**YOUR OBJECTIVE**
Identify each line containing the word "away" and copy it.

**RECORDS SUPPLIED**
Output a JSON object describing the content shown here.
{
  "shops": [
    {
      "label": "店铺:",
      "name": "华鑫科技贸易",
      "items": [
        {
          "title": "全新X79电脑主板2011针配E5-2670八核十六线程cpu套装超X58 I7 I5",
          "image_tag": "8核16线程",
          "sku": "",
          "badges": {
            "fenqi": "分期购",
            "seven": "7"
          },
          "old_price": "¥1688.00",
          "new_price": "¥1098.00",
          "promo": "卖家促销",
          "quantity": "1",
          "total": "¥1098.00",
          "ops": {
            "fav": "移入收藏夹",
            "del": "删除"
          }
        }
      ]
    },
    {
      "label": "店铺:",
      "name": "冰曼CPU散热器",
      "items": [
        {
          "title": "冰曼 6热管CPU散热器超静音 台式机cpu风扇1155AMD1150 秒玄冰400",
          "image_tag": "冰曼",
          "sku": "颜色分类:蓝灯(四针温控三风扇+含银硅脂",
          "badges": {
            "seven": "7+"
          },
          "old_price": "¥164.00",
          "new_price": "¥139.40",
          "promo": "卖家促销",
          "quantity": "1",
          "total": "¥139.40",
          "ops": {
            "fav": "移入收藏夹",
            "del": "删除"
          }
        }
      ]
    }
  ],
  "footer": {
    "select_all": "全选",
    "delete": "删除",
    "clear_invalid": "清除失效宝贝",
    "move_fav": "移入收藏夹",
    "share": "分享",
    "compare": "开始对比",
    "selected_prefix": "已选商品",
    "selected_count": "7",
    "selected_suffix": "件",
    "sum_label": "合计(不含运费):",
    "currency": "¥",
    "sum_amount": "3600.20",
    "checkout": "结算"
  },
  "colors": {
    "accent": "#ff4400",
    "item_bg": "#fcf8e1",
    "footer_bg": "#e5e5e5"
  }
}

--

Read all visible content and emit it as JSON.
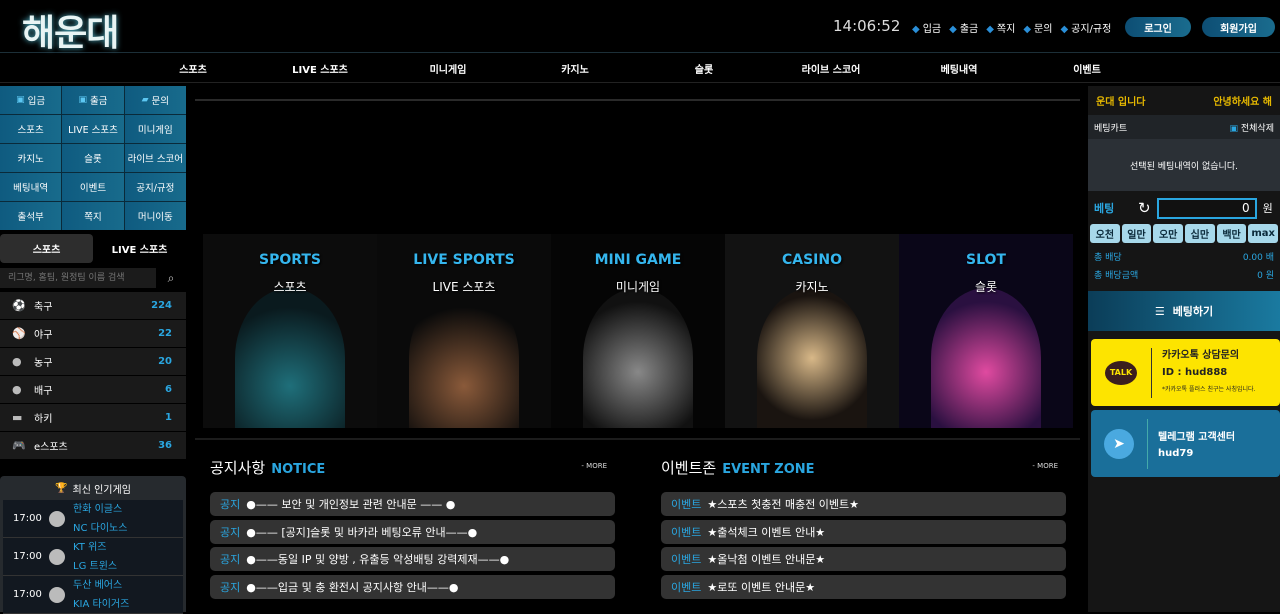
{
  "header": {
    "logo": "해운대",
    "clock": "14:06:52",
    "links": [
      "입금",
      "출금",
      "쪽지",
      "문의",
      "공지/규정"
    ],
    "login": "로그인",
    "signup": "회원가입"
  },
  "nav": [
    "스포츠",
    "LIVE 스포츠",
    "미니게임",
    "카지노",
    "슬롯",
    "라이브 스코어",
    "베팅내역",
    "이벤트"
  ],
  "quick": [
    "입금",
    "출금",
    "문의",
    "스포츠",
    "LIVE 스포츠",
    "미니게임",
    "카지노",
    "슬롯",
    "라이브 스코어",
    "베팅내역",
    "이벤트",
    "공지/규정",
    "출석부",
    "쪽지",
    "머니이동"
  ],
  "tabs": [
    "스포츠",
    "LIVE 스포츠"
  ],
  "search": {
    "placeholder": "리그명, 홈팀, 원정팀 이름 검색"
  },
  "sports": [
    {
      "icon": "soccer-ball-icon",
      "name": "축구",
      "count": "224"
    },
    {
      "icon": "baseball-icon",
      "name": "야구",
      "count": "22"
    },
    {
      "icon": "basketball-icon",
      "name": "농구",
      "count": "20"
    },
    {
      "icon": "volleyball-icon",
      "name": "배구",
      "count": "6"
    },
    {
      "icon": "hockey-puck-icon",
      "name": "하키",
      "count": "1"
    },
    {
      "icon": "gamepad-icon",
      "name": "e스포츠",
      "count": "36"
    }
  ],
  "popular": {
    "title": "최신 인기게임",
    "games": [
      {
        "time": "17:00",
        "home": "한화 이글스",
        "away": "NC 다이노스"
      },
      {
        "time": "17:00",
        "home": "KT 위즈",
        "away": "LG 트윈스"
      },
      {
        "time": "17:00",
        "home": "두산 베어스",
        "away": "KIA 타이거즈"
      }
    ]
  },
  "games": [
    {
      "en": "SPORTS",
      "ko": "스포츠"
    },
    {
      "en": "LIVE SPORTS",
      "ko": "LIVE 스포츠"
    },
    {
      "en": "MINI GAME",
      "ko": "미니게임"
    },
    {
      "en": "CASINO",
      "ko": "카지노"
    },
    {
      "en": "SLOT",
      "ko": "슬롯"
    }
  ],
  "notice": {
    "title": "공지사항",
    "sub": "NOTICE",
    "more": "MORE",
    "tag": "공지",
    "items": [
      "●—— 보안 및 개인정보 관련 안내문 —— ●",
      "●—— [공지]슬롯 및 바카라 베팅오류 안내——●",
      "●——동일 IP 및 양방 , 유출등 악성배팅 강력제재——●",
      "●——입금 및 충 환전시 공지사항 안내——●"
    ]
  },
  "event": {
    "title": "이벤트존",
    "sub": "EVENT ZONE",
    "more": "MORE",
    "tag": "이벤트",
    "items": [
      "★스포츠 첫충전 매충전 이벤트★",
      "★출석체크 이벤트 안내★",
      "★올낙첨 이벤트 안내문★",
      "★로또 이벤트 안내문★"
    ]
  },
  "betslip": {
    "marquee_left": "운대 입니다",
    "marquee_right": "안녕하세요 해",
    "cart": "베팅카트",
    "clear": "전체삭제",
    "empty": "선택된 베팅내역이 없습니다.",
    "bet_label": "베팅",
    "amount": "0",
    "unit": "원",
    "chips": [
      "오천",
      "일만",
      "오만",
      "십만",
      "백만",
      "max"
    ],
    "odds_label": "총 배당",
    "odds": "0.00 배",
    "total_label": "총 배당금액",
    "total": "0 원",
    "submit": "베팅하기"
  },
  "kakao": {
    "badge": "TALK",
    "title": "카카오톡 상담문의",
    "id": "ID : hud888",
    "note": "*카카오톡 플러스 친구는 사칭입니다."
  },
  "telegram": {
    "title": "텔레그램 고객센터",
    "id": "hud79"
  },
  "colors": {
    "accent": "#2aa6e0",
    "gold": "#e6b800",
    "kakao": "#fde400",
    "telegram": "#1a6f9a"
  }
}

**FINAL RESULT**
        "away": "NC 다이노스"
        "away": "LG 트윈스"
        "away": "KIA 타이거즈"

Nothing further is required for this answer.